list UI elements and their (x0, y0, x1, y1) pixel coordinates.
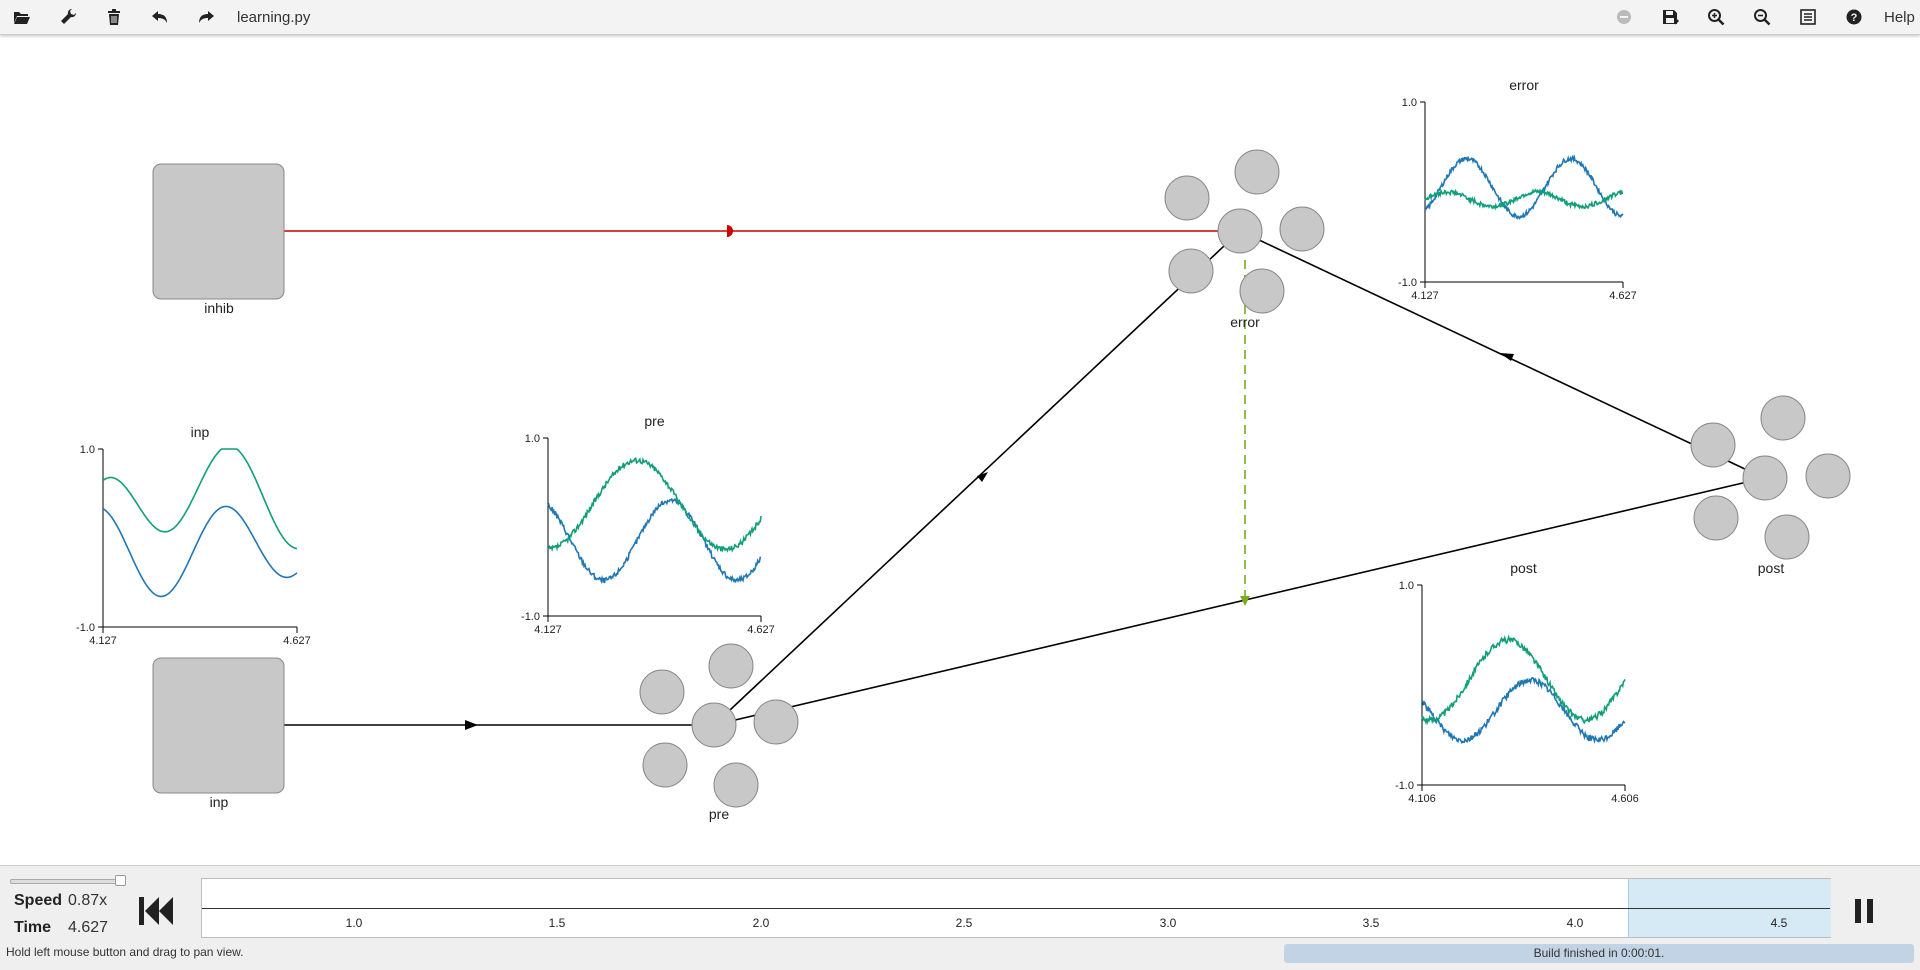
node-label: error (1230, 314, 1260, 330)
folder-open-icon[interactable] (11, 6, 33, 28)
config-icon[interactable] (1797, 6, 1819, 28)
plot-ticks (1417, 584, 1626, 791)
node-label: inhib (204, 300, 234, 316)
plot-series-line (102, 505, 298, 598)
pre-to-error-connection[interactable] (713, 230, 1241, 726)
plot-xmax-label: 4.627 (1609, 290, 1637, 302)
plot-xmin-label: 4.127 (534, 624, 562, 636)
node-label: post (1758, 560, 1785, 576)
plot-title: inp (191, 424, 210, 440)
plot-xmin-label: 4.127 (1411, 290, 1439, 302)
plot-post[interactable]: post 1.0 -1.04.106 4.606 (1395, 560, 1639, 805)
rewind-icon[interactable] (139, 896, 173, 926)
plot-ticks (98, 448, 298, 633)
redo-icon[interactable] (195, 6, 217, 28)
sim-control-bar: Speed 0.87x Time 4.627 1.0 1.5 2.0 2.5 3.0 3.… (0, 865, 1920, 970)
trash-icon[interactable] (103, 6, 125, 28)
node-label: pre (709, 806, 729, 822)
plot-ymin-label: -1.0 (76, 622, 95, 634)
plot-xmax-label: 4.606 (1611, 793, 1639, 805)
timeline-tick-label: 2.0 (752, 916, 770, 930)
connections (284, 225, 1765, 730)
filename: learning.py (237, 9, 311, 26)
post-to-error-connection[interactable] (1239, 230, 1765, 479)
timeline-tick-label: 4.5 (1770, 916, 1788, 930)
plot-series-line (1421, 676, 1626, 745)
status-hint: Hold left mouse button and drag to pan v… (6, 945, 244, 959)
plot-series-line (1424, 154, 1624, 220)
plot-title: error (1509, 77, 1539, 93)
ensemble-error[interactable] (1164, 149, 1325, 314)
time-value: 4.627 (68, 919, 109, 936)
speed-slider[interactable] (10, 879, 122, 884)
toolbar: learning.py ? Help (0, 0, 1920, 35)
help-icon[interactable]: ? (1843, 6, 1865, 28)
node-inhib[interactable] (152, 163, 285, 300)
plot-ymax-label: 1.0 (1399, 580, 1414, 592)
speed-label: Speed (14, 892, 63, 909)
zoom-in-icon[interactable] (1705, 6, 1727, 28)
timeline[interactable]: 1.0 1.5 2.0 2.5 3.0 3.5 4.0 4.5 (201, 878, 1831, 938)
plot-ymin-label: -1.0 (1398, 277, 1417, 289)
node-label: inp (210, 794, 229, 810)
plot-xmin-label: 4.106 (1408, 793, 1436, 805)
build-status: Build finished in 0:00:01. (1284, 944, 1914, 963)
plot-axes (547, 438, 761, 617)
plot-ticks (1420, 101, 1624, 288)
wrench-icon[interactable] (57, 6, 79, 28)
plot-ymax-label: 1.0 (80, 444, 95, 456)
arrow-icon (977, 472, 988, 482)
plot-series-line (547, 456, 762, 553)
plot-ymax-label: 1.0 (1402, 97, 1417, 109)
plot-series-line (1424, 187, 1624, 211)
node-inp[interactable] (152, 657, 285, 794)
time-label: Time (14, 919, 52, 936)
plot-pre[interactable]: pre 1.0 -1.04.127 4.627 (521, 413, 775, 636)
pre-to-post-connection[interactable] (713, 477, 1765, 726)
zoom-out-icon[interactable] (1751, 6, 1773, 28)
plot-ymin-label: -1.0 (1395, 780, 1414, 792)
plot-ymax-label: 1.0 (525, 433, 540, 445)
plot-series-line (547, 497, 762, 585)
timeline-tick-label: 4.0 (1566, 916, 1584, 930)
speed-value: 0.87x (68, 892, 108, 909)
plot-series-line (102, 448, 298, 550)
plot-xmax-label: 4.627 (283, 635, 311, 647)
network-canvas[interactable]: inhib inp pre error post inp1.0-1.04.127… (0, 35, 1920, 865)
arrow-icon (1500, 353, 1514, 361)
timeline-tick-label: 3.0 (1159, 916, 1177, 930)
timeline-tick-label: 1.0 (345, 916, 363, 930)
timeline-tick-label: 2.5 (955, 916, 973, 930)
plot-inp[interactable]: inp 1.0 -1.04.127 4.627 (76, 424, 311, 647)
plot-series-line (1421, 634, 1626, 726)
ensemble-pre[interactable] (639, 643, 799, 808)
plot-title: pre (644, 413, 664, 429)
help-link[interactable]: Help (1884, 9, 1915, 26)
timeline-tick-label: 3.5 (1362, 916, 1380, 930)
pause-icon[interactable] (1853, 898, 1875, 924)
plot-title: post (1510, 560, 1537, 576)
minimap-icon[interactable] (1613, 6, 1635, 28)
undo-icon[interactable] (149, 6, 171, 28)
plot-ymin-label: -1.0 (521, 611, 540, 623)
timeline-tick-label: 1.5 (548, 916, 566, 930)
save-icon[interactable] (1659, 6, 1681, 28)
ensemble-post[interactable] (1690, 395, 1851, 560)
inhibit-marker-icon (727, 225, 733, 237)
plot-xmin-label: 4.127 (89, 635, 117, 647)
speed-slider-handle[interactable] (115, 875, 126, 886)
learning-marker-icon (1240, 596, 1250, 606)
plot-error[interactable]: error 1.0 -1.04.127 4.627 (1398, 77, 1637, 302)
svg-text:?: ? (1851, 12, 1858, 24)
arrow-icon (465, 720, 478, 730)
plot-xmax-label: 4.627 (747, 624, 775, 636)
plot-ticks (543, 437, 762, 622)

·····

- Problem to solve -
Convert every line of the listing above into a Markdown table with the columns "Row" and "Line," numbering each row and skipping blank lines. Leave the pictures out of the table.

- Output for this exercise -
| Row | Line |
|---|---|
| 1 | list UI elements and their (x0, y0, x1, y1) pixel coordinates. |
| 2 | node-label: error (1230, 314, 1260, 330) |
| 3 | folder-open-icon[interactable] (11, 6, 33, 28) |
| 4 | config-icon[interactable] (1797, 6, 1819, 28) |
| 5 | plot-ticks (1417, 584, 1626, 791) |
| 6 | node-label: inhib (204, 300, 234, 316) |
| 7 | plot-series-line (102, 505, 298, 598) |
| 8 | pre-to-error-connection[interactable] (713, 230, 1241, 726) |
| 9 | plot-xmax-label: 4.627 (1609, 290, 1637, 302) |
| 10 | plot-xmin-label: 4.127 (534, 624, 562, 636) |
| 11 | node-label: post (1758, 560, 1785, 576) |
| 12 | plot-title: inp (191, 424, 210, 440) |
| 13 | plot-xmin-label: 4.127 (1411, 290, 1439, 302) |
| 14 | plot-post[interactable]: post 1.0 -1.04.106 4.606 (1395, 560, 1639, 805) |
| 15 | rewind-icon[interactable] (139, 896, 173, 926) |
| 16 | plot-ticks (98, 448, 298, 633) |
| 17 | redo-icon[interactable] (195, 6, 217, 28) |
| 18 | sim-control-bar: Speed 0.87x Time 4.627 1.0 1.5 2.0 2.5 3.0 3.… (0, 865, 1920, 970) |
| 19 | trash-icon[interactable] (103, 6, 125, 28) |
| 20 | node-label: pre (709, 806, 729, 822) |
| 21 | plot-ymin-label: -1.0 (76, 622, 95, 634) |
| 22 | plot-xmax-label: 4.606 (1611, 793, 1639, 805) |
| 23 | timeline-tick-label: 2.0 (752, 916, 770, 930) |
| 24 | connections (284, 225, 1765, 730) |
| 25 | filename: learning.py (237, 9, 311, 26) |
| 26 | post-to-error-connection[interactable] (1239, 230, 1765, 479) |
| 27 | timeline-tick-label: 4.5 (1770, 916, 1788, 930) |
| 28 | plot-series-line (1421, 676, 1626, 745) |
| 29 | status-hint: Hold left mouse button and drag to pan v… (6, 945, 244, 959) |
| 30 | plot-series-line (1424, 154, 1624, 220) |
| 31 | plot-title: error (1509, 77, 1539, 93) |
| 32 | ensemble-error[interactable] (1164, 149, 1325, 314) |
| 33 | time-value: 4.627 (68, 919, 109, 936) |
| 34 | speed-slider[interactable] (10, 879, 122, 884) |
| 35 | toolbar: learning.py ? Help (0, 0, 1920, 35) |
| 36 | help-icon[interactable]: ? (1843, 6, 1865, 28) |
| 37 | node-inhib[interactable] (152, 163, 285, 300) |
| 38 | plot-ymax-label: 1.0 (1399, 580, 1414, 592) |
| 39 | speed-label: Speed (14, 892, 63, 909) |
| 40 | zoom-in-icon[interactable] (1705, 6, 1727, 28) |
| 41 | timeline[interactable]: 1.0 1.5 2.0 2.5 3.0 3.5 4.0 4.5 (201, 878, 1831, 938) |
| 42 | plot-ymin-label: -1.0 (1398, 277, 1417, 289) |
| 43 | node-label: inp (210, 794, 229, 810) |
| 44 | plot-xmin-label: 4.106 (1408, 793, 1436, 805) |
| 45 | build-status: Build finished in 0:00:01. (1284, 944, 1914, 963) |
| 46 | plot-axes (547, 438, 761, 617) |
| 47 | plot-ticks (1420, 101, 1624, 288) |
| 48 | wrench-icon[interactable] (57, 6, 79, 28) |
| 49 | plot-ymax-label: 1.0 (80, 444, 95, 456) |
| 50 | arrow-icon (977, 472, 988, 482) |
| 51 | plot-series-line (547, 456, 762, 553) |
| 52 | plot-ymax-label: 1.0 (1402, 97, 1417, 109) |
| 53 | plot-series-line (1424, 187, 1624, 211) |
| 54 | node-inp[interactable] (152, 657, 285, 794) |
| 55 | time-label: Time (14, 919, 52, 936) |
| 56 | plot-pre[interactable]: pre 1.0 -1.04.127 4.627 (521, 413, 775, 636) |
| 57 | pre-to-post-connection[interactable] (713, 477, 1765, 726) |
| 58 | zoom-out-icon[interactable] (1751, 6, 1773, 28) |
| 59 | plot-ymin-label: -1.0 (1395, 780, 1414, 792) |
| 60 | plot-ymax-label: 1.0 (525, 433, 540, 445) |
| 61 | plot-series-line (547, 497, 762, 585) |
| 62 | timeline-tick-label: 4.0 (1566, 916, 1584, 930) |
| 63 | speed-value: 0.87x (68, 892, 108, 909) |
| 64 | plot-series-line (102, 448, 298, 550) |
| 65 | plot-xmax-label: 4.627 (283, 635, 311, 647) |
| 66 | network-canvas[interactable]: inhib inp pre error post inp1.0-1.04.127… (0, 35, 1920, 865) |
| 67 | arrow-icon (1500, 353, 1514, 361) |
| 68 | timeline-tick-label: 3.0 (1159, 916, 1177, 930) |
| 69 | timeline-tick-label: 1.0 (345, 916, 363, 930) |
| 70 | timeline-tick-label: 2.5 (955, 916, 973, 930) |
| 71 | plot-inp[interactable]: inp 1.0 -1.04.127 4.627 (76, 424, 311, 647) |
| 72 | plot-series-line (1421, 634, 1626, 726) |
| 73 | ensemble-pre[interactable] (639, 643, 799, 808) |
| 74 | plot-title: pre (644, 413, 664, 429) |
| 75 | help-link[interactable]: Help (1884, 9, 1915, 26) |
| 76 | timeline-tick-label: 3.5 (1362, 916, 1380, 930) |
| 77 | pause-icon[interactable] (1853, 898, 1875, 924) |
| 78 | plot-title: post (1510, 560, 1537, 576) |
| 79 | minimap-icon[interactable] (1613, 6, 1635, 28) |
| 80 | undo-icon[interactable] (149, 6, 171, 28) |
| 81 | plot-ymin-label: -1.0 (521, 611, 540, 623) |
| 82 | timeline-tick-label: 1.5 (548, 916, 566, 930) |
| 83 | save-icon[interactable] (1659, 6, 1681, 28) |
| 84 | ensemble-post[interactable] (1690, 395, 1851, 560) |
| 85 | inhibit-marker-icon (727, 225, 733, 237) |
| 86 | plot-xmin-label: 4.127 (89, 635, 117, 647) |
| 87 | speed-slider-handle[interactable] (115, 875, 126, 886) |
| 88 | learning-marker-icon (1240, 596, 1250, 606) |
| 89 | plot-error[interactable]: error 1.0 -1.04.127 4.627 (1398, 77, 1637, 302) |
| 90 | svg-text:?: ? (1851, 12, 1858, 24) |
| 91 | arrow-icon (465, 720, 478, 730) |
| 92 | plot-xmax-label: 4.627 (747, 624, 775, 636) |
| 93 | plot-ticks (543, 437, 762, 622) |